Show all lines that include the string "died"; copy each one.

DATA PROVIDED –
——————
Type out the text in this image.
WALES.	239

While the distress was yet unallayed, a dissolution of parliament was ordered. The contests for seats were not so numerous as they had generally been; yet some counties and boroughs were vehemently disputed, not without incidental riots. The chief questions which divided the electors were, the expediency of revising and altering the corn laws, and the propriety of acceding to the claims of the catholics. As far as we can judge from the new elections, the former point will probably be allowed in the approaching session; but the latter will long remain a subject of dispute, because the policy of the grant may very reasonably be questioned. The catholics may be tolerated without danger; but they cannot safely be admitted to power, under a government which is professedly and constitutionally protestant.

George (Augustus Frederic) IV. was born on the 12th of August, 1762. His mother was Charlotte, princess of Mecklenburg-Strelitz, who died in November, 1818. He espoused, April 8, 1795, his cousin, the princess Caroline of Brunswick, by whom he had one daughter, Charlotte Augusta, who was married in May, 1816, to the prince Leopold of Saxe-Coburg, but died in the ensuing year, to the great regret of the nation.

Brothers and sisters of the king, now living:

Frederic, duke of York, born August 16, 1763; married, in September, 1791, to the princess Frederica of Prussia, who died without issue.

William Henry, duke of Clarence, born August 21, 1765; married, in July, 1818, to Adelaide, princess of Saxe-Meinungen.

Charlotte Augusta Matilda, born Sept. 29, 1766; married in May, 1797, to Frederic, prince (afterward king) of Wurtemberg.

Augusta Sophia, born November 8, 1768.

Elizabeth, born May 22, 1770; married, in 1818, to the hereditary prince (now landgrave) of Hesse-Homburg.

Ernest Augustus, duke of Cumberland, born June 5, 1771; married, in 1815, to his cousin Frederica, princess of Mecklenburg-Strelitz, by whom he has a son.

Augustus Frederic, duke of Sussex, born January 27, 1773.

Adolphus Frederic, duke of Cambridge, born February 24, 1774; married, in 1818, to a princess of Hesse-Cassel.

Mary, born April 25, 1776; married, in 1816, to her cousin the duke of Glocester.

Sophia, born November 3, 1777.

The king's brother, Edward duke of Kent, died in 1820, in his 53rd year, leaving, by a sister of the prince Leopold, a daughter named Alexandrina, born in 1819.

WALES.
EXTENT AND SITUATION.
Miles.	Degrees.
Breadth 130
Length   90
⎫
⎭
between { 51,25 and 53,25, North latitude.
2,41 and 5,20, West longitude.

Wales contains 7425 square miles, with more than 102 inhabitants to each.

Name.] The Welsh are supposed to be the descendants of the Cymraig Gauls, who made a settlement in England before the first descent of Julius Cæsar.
——————
ANSWER FOR THIS EXERCISE –
George (Augustus Frederic) IV. was born on the 12th of August, 1762. His mother was Charlotte, princess of Mecklenburg-Strelitz, who died in November, 1818. He espoused, April 8, 1795, his cousin, the princess Caroline of Brunswick, by whom he had one daughter, Charlotte Augusta, who was married in May, 1816, to the prince Leopold of Saxe-Coburg, but died in the ensuing year, to the great regret of the nation.
Frederic, duke of York, born August 16, 1763; married, in September, 1791, to the princess Frederica of Prussia, who died without issue.
The king's brother, Edward duke of Kent, died in 1820, in his 53rd year, leaving, by a sister of the prince Leopold, a daughter named Alexandrina, born in 1819.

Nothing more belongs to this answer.